(Records that describe figures)

<<<<

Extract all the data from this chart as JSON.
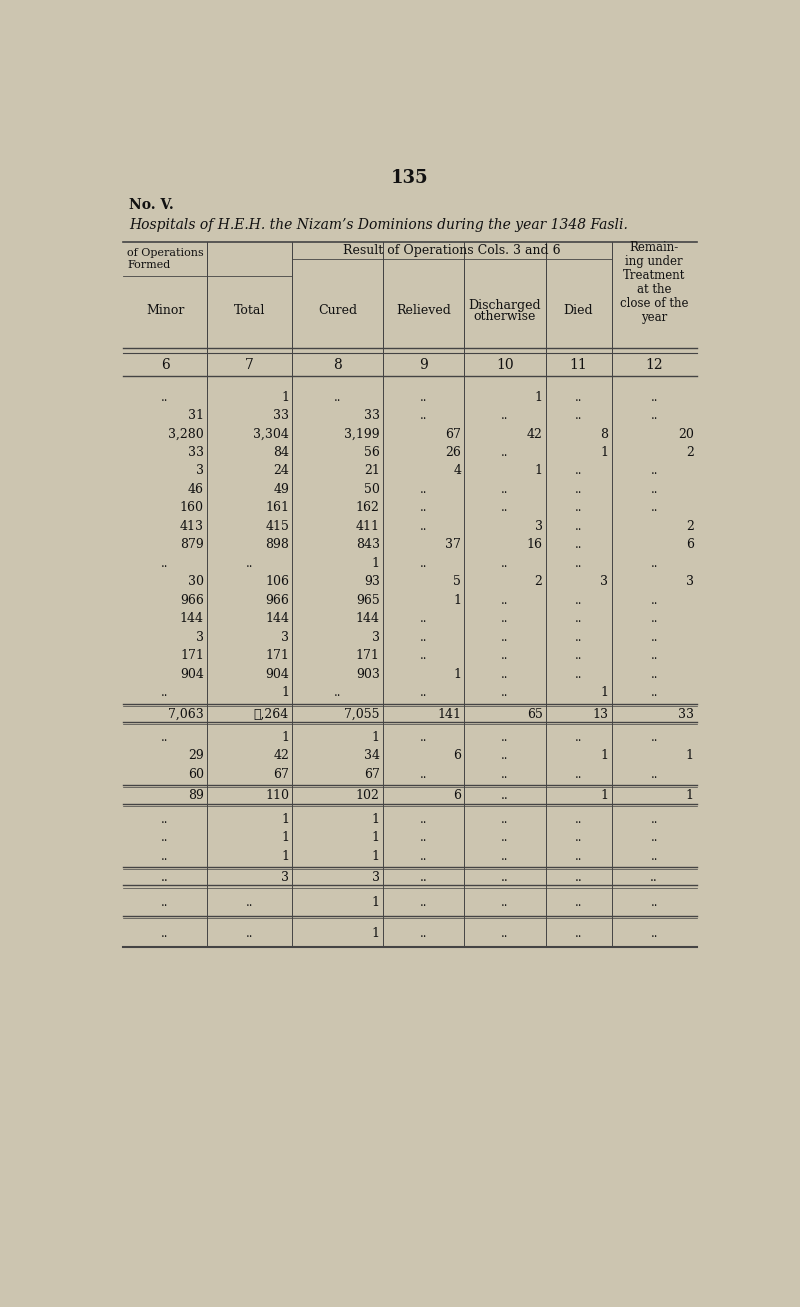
{
  "page_number": "135",
  "no_label": "No. V.",
  "subtitle": "Hospitals of H.E.H. the Nizam’s Dominions during the year 1348 Fasli.",
  "bg_color": "#ccc5b0",
  "text_color": "#111111",
  "col_numbers": [
    "6",
    "7",
    "8",
    "9",
    "10",
    "11",
    "12"
  ],
  "sub_headers": [
    "Minor",
    "Total",
    "Cured",
    "Relieved",
    "Discharged\notherwise",
    "Died"
  ],
  "rows": [
    [
      "..",
      "1",
      "..",
      "..",
      "1",
      "..",
      ".."
    ],
    [
      "31",
      "33",
      "33",
      "..",
      "..",
      "..",
      ".."
    ],
    [
      "3,280",
      "3,304",
      "3,199",
      "67",
      "42",
      "8",
      "20"
    ],
    [
      "33",
      "84",
      "56",
      "26",
      "..",
      "1",
      "2"
    ],
    [
      "3",
      "24",
      "21",
      "4",
      "1",
      "..",
      ".."
    ],
    [
      "46",
      "49",
      "50",
      "..",
      "..",
      "..",
      ".."
    ],
    [
      "160",
      "161",
      "162",
      "..",
      "..",
      "..",
      ".."
    ],
    [
      "413",
      "415",
      "411",
      "..",
      "3",
      "..",
      "2"
    ],
    [
      "879",
      "898",
      "843",
      "37",
      "16",
      "..",
      "6"
    ],
    [
      "..",
      "..",
      "1",
      "..",
      "..",
      "..",
      ".."
    ],
    [
      "30",
      "106",
      "93",
      "5",
      "2",
      "3",
      "3"
    ],
    [
      "966",
      "966",
      "965",
      "1",
      "..",
      "..",
      ".."
    ],
    [
      "144",
      "144",
      "144",
      "..",
      "..",
      "..",
      ".."
    ],
    [
      "3",
      "3",
      "3",
      "..",
      "..",
      "..",
      ".."
    ],
    [
      "171",
      "171",
      "171",
      "..",
      "..",
      "..",
      ".."
    ],
    [
      "904",
      "904",
      "903",
      "1",
      "..",
      "..",
      ".."
    ],
    [
      "..",
      "1",
      "..",
      "..",
      "..",
      "1",
      ".."
    ]
  ],
  "subtotal_row": [
    "7,063",
    "ℓ,264",
    "7,055",
    "141",
    "65",
    "13",
    "33"
  ],
  "rows2": [
    [
      "..",
      "1",
      "1",
      "..",
      "..",
      "..",
      ".."
    ],
    [
      "29",
      "42",
      "34",
      "6",
      "..",
      "1",
      "1"
    ],
    [
      "60",
      "67",
      "67",
      "..",
      "..",
      "..",
      ".."
    ]
  ],
  "subtotal_row2": [
    "89",
    "110",
    "102",
    "6",
    "..",
    "1",
    "1"
  ],
  "rows3": [
    [
      "..",
      "1",
      "1",
      "..",
      "..",
      "..",
      ".."
    ],
    [
      "..",
      "1",
      "1",
      "..",
      "..",
      "..",
      ".."
    ],
    [
      "..",
      "1",
      "1",
      "..",
      "..",
      "..",
      ".."
    ]
  ],
  "subtotal_row3": [
    "..",
    "3",
    "3",
    "..",
    "..",
    "..",
    ".."
  ],
  "rows4": [
    [
      "..",
      "..",
      "1",
      "..",
      "..",
      "..",
      ".."
    ]
  ],
  "rows5": [
    [
      "..",
      "..",
      "1",
      "..",
      "..",
      "..",
      ".."
    ]
  ]
}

>>>>

--- Short task ---
Each line above is to be copied verbatim. Drop any image from the copy.

--- Written response ---
Extract all the data from this chart as JSON.
{
  "page_number": "135",
  "no_label": "No. V.",
  "subtitle": "Hospitals of H.E.H. the Nizam’s Dominions during the year 1348 Fasli.",
  "bg_color": "#ccc5b0",
  "text_color": "#111111",
  "col_numbers": [
    "6",
    "7",
    "8",
    "9",
    "10",
    "11",
    "12"
  ],
  "sub_headers": [
    "Minor",
    "Total",
    "Cured",
    "Relieved",
    "Discharged\notherwise",
    "Died"
  ],
  "rows": [
    [
      "..",
      "1",
      "..",
      "..",
      "1",
      "..",
      ".."
    ],
    [
      "31",
      "33",
      "33",
      "..",
      "..",
      "..",
      ".."
    ],
    [
      "3,280",
      "3,304",
      "3,199",
      "67",
      "42",
      "8",
      "20"
    ],
    [
      "33",
      "84",
      "56",
      "26",
      "..",
      "1",
      "2"
    ],
    [
      "3",
      "24",
      "21",
      "4",
      "1",
      "..",
      ".."
    ],
    [
      "46",
      "49",
      "50",
      "..",
      "..",
      "..",
      ".."
    ],
    [
      "160",
      "161",
      "162",
      "..",
      "..",
      "..",
      ".."
    ],
    [
      "413",
      "415",
      "411",
      "..",
      "3",
      "..",
      "2"
    ],
    [
      "879",
      "898",
      "843",
      "37",
      "16",
      "..",
      "6"
    ],
    [
      "..",
      "..",
      "1",
      "..",
      "..",
      "..",
      ".."
    ],
    [
      "30",
      "106",
      "93",
      "5",
      "2",
      "3",
      "3"
    ],
    [
      "966",
      "966",
      "965",
      "1",
      "..",
      "..",
      ".."
    ],
    [
      "144",
      "144",
      "144",
      "..",
      "..",
      "..",
      ".."
    ],
    [
      "3",
      "3",
      "3",
      "..",
      "..",
      "..",
      ".."
    ],
    [
      "171",
      "171",
      "171",
      "..",
      "..",
      "..",
      ".."
    ],
    [
      "904",
      "904",
      "903",
      "1",
      "..",
      "..",
      ".."
    ],
    [
      "..",
      "1",
      "..",
      "..",
      "..",
      "1",
      ".."
    ]
  ],
  "subtotal_row": [
    "7,063",
    "ℓ,264",
    "7,055",
    "141",
    "65",
    "13",
    "33"
  ],
  "rows2": [
    [
      "..",
      "1",
      "1",
      "..",
      "..",
      "..",
      ".."
    ],
    [
      "29",
      "42",
      "34",
      "6",
      "..",
      "1",
      "1"
    ],
    [
      "60",
      "67",
      "67",
      "..",
      "..",
      "..",
      ".."
    ]
  ],
  "subtotal_row2": [
    "89",
    "110",
    "102",
    "6",
    "..",
    "1",
    "1"
  ],
  "rows3": [
    [
      "..",
      "1",
      "1",
      "..",
      "..",
      "..",
      ".."
    ],
    [
      "..",
      "1",
      "1",
      "..",
      "..",
      "..",
      ".."
    ],
    [
      "..",
      "1",
      "1",
      "..",
      "..",
      "..",
      ".."
    ]
  ],
  "subtotal_row3": [
    "..",
    "3",
    "3",
    "..",
    "..",
    "..",
    ".."
  ],
  "rows4": [
    [
      "..",
      "..",
      "1",
      "..",
      "..",
      "..",
      ".."
    ]
  ],
  "rows5": [
    [
      "..",
      "..",
      "1",
      "..",
      "..",
      "..",
      ".."
    ]
  ]
}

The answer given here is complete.